- **Task goal**: Take the material below and write it all out again exactly.

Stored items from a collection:
-=-=-

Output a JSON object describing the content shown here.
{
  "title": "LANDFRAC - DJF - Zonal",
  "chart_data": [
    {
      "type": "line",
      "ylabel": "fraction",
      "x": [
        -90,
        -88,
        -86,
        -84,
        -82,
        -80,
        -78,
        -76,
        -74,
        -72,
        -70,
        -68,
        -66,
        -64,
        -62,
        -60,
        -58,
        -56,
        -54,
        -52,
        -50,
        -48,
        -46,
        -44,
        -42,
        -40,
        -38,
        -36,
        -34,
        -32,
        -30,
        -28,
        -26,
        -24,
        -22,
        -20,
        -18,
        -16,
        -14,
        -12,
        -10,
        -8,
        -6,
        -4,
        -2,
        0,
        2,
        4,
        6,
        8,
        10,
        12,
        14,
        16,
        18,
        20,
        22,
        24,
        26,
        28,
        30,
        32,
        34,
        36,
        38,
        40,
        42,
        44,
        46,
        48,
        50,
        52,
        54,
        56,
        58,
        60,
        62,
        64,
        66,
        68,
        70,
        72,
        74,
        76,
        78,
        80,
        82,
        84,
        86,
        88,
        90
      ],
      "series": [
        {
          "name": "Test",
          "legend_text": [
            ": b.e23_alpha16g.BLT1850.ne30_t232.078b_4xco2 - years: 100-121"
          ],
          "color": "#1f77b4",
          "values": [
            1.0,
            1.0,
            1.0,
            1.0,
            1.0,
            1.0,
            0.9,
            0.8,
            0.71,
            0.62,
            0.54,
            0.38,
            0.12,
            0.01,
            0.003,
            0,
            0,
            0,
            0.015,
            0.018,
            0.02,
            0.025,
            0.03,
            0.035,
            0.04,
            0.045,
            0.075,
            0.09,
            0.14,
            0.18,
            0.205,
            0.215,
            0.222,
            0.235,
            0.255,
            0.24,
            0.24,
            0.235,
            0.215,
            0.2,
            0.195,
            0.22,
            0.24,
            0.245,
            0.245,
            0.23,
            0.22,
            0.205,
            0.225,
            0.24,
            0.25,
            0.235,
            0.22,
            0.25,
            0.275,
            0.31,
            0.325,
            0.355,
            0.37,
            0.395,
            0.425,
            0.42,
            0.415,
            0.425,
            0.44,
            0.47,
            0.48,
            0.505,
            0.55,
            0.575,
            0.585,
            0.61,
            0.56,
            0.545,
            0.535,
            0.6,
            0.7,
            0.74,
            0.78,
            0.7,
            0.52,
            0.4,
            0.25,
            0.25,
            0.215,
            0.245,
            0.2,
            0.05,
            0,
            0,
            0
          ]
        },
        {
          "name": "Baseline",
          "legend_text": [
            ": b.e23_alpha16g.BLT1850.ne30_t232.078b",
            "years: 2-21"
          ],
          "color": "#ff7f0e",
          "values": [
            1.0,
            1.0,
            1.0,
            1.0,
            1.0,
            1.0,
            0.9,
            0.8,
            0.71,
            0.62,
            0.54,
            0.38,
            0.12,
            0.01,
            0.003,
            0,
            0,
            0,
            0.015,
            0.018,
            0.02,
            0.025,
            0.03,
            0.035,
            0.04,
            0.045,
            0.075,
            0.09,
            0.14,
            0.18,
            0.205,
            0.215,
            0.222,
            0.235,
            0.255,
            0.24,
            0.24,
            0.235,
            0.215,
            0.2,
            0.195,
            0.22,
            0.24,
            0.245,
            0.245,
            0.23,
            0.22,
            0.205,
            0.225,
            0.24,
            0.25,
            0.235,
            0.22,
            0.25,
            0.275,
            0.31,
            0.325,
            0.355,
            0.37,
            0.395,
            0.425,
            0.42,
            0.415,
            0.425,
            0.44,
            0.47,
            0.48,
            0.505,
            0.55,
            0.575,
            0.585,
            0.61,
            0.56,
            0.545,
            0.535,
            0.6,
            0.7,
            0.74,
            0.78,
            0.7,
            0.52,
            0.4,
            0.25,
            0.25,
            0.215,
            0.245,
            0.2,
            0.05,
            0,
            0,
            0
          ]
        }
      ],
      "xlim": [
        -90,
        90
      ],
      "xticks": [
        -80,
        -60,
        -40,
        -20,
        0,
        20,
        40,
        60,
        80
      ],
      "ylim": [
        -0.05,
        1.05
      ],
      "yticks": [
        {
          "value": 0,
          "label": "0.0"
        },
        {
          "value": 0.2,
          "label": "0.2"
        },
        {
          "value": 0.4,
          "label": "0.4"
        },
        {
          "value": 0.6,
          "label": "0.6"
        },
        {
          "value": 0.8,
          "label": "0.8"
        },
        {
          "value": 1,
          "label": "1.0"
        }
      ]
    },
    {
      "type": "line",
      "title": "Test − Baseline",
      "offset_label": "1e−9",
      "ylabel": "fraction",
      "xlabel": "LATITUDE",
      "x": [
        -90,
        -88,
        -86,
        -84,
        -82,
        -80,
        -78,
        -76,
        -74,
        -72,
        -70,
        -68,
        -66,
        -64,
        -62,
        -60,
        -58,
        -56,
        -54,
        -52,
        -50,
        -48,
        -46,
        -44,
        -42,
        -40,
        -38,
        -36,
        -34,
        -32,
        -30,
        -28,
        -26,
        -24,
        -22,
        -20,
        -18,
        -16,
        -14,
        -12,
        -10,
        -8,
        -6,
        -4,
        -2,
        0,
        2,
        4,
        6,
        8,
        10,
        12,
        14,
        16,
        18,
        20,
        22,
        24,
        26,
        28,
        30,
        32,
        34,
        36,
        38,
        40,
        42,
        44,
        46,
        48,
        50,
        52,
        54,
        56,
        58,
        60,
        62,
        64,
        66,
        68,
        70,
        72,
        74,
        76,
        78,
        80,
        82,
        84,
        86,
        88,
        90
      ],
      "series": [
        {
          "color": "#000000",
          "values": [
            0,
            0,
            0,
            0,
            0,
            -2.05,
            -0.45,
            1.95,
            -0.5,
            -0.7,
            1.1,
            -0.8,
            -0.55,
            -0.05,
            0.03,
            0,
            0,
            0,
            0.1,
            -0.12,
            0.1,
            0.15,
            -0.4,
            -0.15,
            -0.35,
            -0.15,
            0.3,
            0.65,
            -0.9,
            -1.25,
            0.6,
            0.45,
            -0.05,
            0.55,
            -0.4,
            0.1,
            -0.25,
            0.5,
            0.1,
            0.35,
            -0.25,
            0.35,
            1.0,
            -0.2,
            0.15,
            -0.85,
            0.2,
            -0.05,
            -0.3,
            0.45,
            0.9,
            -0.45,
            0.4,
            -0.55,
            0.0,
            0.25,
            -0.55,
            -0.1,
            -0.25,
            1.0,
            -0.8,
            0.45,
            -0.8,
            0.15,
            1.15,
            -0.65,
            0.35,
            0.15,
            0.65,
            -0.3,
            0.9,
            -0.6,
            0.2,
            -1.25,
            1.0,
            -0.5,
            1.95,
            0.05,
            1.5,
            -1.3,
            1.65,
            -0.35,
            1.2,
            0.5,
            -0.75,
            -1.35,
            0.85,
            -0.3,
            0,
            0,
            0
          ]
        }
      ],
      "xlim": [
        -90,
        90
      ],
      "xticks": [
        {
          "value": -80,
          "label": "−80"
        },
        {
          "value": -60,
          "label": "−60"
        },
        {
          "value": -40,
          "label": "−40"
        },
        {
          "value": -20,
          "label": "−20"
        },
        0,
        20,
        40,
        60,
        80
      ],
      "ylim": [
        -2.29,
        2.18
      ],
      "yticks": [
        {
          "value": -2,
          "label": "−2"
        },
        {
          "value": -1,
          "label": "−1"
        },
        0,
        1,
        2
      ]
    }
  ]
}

-=-=-

- **Solved problem**:
Output a JSON object describing the content shown here.
{
  "title": "LANDFRAC - DJF - Zonal",
  "chart_data": [
    {
      "type": "line",
      "ylabel": "fraction",
      "x": [
        -90,
        -88,
        -86,
        -84,
        -82,
        -80,
        -78,
        -76,
        -74,
        -72,
        -70,
        -68,
        -66,
        -64,
        -62,
        -60,
        -58,
        -56,
        -54,
        -52,
        -50,
        -48,
        -46,
        -44,
        -42,
        -40,
        -38,
        -36,
        -34,
        -32,
        -30,
        -28,
        -26,
        -24,
        -22,
        -20,
        -18,
        -16,
        -14,
        -12,
        -10,
        -8,
        -6,
        -4,
        -2,
        0,
        2,
        4,
        6,
        8,
        10,
        12,
        14,
        16,
        18,
        20,
        22,
        24,
        26,
        28,
        30,
        32,
        34,
        36,
        38,
        40,
        42,
        44,
        46,
        48,
        50,
        52,
        54,
        56,
        58,
        60,
        62,
        64,
        66,
        68,
        70,
        72,
        74,
        76,
        78,
        80,
        82,
        84,
        86,
        88,
        90
      ],
      "series": [
        {
          "name": "Test",
          "legend_text": [
            ": b.e23_alpha16g.BLT1850.ne30_t232.078b_4xco2 - years: 100-121"
          ],
          "color": "#1f77b4",
          "values": [
            1.0,
            1.0,
            1.0,
            1.0,
            1.0,
            1.0,
            0.9,
            0.8,
            0.71,
            0.62,
            0.54,
            0.38,
            0.12,
            0.01,
            0.003,
            0,
            0,
            0,
            0.015,
            0.018,
            0.02,
            0.025,
            0.03,
            0.035,
            0.04,
            0.045,
            0.075,
            0.09,
            0.14,
            0.18,
            0.205,
            0.215,
            0.222,
            0.235,
            0.255,
            0.24,
            0.24,
            0.235,
            0.215,
            0.2,
            0.195,
            0.22,
            0.24,
            0.245,
            0.245,
            0.23,
            0.22,
            0.205,
            0.225,
            0.24,
            0.25,
            0.235,
            0.22,
            0.25,
            0.275,
            0.31,
            0.325,
            0.355,
            0.37,
            0.395,
            0.425,
            0.42,
            0.415,
            0.425,
            0.44,
            0.47,
            0.48,
            0.505,
            0.55,
            0.575,
            0.585,
            0.61,
            0.56,
            0.545,
            0.535,
            0.6,
            0.7,
            0.74,
            0.78,
            0.7,
            0.52,
            0.4,
            0.25,
            0.25,
            0.215,
            0.245,
            0.2,
            0.05,
            0,
            0,
            0
          ]
        },
        {
          "name": "Baseline",
          "legend_text": [
            ": b.e23_alpha16g.BLT1850.ne30_t232.078b",
            "years: 2-21"
          ],
          "color": "#ff7f0e",
          "values": [
            1.0,
            1.0,
            1.0,
            1.0,
            1.0,
            1.0,
            0.9,
            0.8,
            0.71,
            0.62,
            0.54,
            0.38,
            0.12,
            0.01,
            0.003,
            0,
            0,
            0,
            0.015,
            0.018,
            0.02,
            0.025,
            0.03,
            0.035,
            0.04,
            0.045,
            0.075,
            0.09,
            0.14,
            0.18,
            0.205,
            0.215,
            0.222,
            0.235,
            0.255,
            0.24,
            0.24,
            0.235,
            0.215,
            0.2,
            0.195,
            0.22,
            0.24,
            0.245,
            0.245,
            0.23,
            0.22,
            0.205,
            0.225,
            0.24,
            0.25,
            0.235,
            0.22,
            0.25,
            0.275,
            0.31,
            0.325,
            0.355,
            0.37,
            0.395,
            0.425,
            0.42,
            0.415,
            0.425,
            0.44,
            0.47,
            0.48,
            0.505,
            0.55,
            0.575,
            0.585,
            0.61,
            0.56,
            0.545,
            0.535,
            0.6,
            0.7,
            0.74,
            0.78,
            0.7,
            0.52,
            0.4,
            0.25,
            0.25,
            0.215,
            0.245,
            0.2,
            0.05,
            0,
            0,
            0
          ]
        }
      ],
      "xlim": [
        -90,
        90
      ],
      "xticks": [
        -80,
        -60,
        -40,
        -20,
        0,
        20,
        40,
        60,
        80
      ],
      "ylim": [
        -0.05,
        1.05
      ],
      "yticks": [
        {
          "value": 0,
          "label": "0.0"
        },
        {
          "value": 0.2,
          "label": "0.2"
        },
        {
          "value": 0.4,
          "label": "0.4"
        },
        {
          "value": 0.6,
          "label": "0.6"
        },
        {
          "value": 0.8,
          "label": "0.8"
        },
        {
          "value": 1,
          "label": "1.0"
        }
      ]
    },
    {
      "type": "line",
      "title": "Test − Baseline",
      "offset_label": "1e−9",
      "ylabel": "fraction",
      "xlabel": "LATITUDE",
      "x": [
        -90,
        -88,
        -86,
        -84,
        -82,
        -80,
        -78,
        -76,
        -74,
        -72,
        -70,
        -68,
        -66,
        -64,
        -62,
        -60,
        -58,
        -56,
        -54,
        -52,
        -50,
        -48,
        -46,
        -44,
        -42,
        -40,
        -38,
        -36,
        -34,
        -32,
        -30,
        -28,
        -26,
        -24,
        -22,
        -20,
        -18,
        -16,
        -14,
        -12,
        -10,
        -8,
        -6,
        -4,
        -2,
        0,
        2,
        4,
        6,
        8,
        10,
        12,
        14,
        16,
        18,
        20,
        22,
        24,
        26,
        28,
        30,
        32,
        34,
        36,
        38,
        40,
        42,
        44,
        46,
        48,
        50,
        52,
        54,
        56,
        58,
        60,
        62,
        64,
        66,
        68,
        70,
        72,
        74,
        76,
        78,
        80,
        82,
        84,
        86,
        88,
        90
      ],
      "series": [
        {
          "color": "#000000",
          "values": [
            0,
            0,
            0,
            0,
            0,
            -2.05,
            -0.45,
            1.95,
            -0.5,
            -0.7,
            1.1,
            -0.8,
            -0.55,
            -0.05,
            0.03,
            0,
            0,
            0,
            0.1,
            -0.12,
            0.1,
            0.15,
            -0.4,
            -0.15,
            -0.35,
            -0.15,
            0.3,
            0.65,
            -0.9,
            -1.25,
            0.6,
            0.45,
            -0.05,
            0.55,
            -0.4,
            0.1,
            -0.25,
            0.5,
            0.1,
            0.35,
            -0.25,
            0.35,
            1.0,
            -0.2,
            0.15,
            -0.85,
            0.2,
            -0.05,
            -0.3,
            0.45,
            0.9,
            -0.45,
            0.4,
            -0.55,
            0.0,
            0.25,
            -0.55,
            -0.1,
            -0.25,
            1.0,
            -0.8,
            0.45,
            -0.8,
            0.15,
            1.15,
            -0.65,
            0.35,
            0.15,
            0.65,
            -0.3,
            0.9,
            -0.6,
            0.2,
            -1.25,
            1.0,
            -0.5,
            1.95,
            0.05,
            1.5,
            -1.3,
            1.65,
            -0.35,
            1.2,
            0.5,
            -0.75,
            -1.35,
            0.85,
            -0.3,
            0,
            0,
            0
          ]
        }
      ],
      "xlim": [
        -90,
        90
      ],
      "xticks": [
        {
          "value": -80,
          "label": "−80"
        },
        {
          "value": -60,
          "label": "−60"
        },
        {
          "value": -40,
          "label": "−40"
        },
        {
          "value": -20,
          "label": "−20"
        },
        0,
        20,
        40,
        60,
        80
      ],
      "ylim": [
        -2.29,
        2.18
      ],
      "yticks": [
        {
          "value": -2,
          "label": "−2"
        },
        {
          "value": -1,
          "label": "−1"
        },
        0,
        1,
        2
      ]
    }
  ]
}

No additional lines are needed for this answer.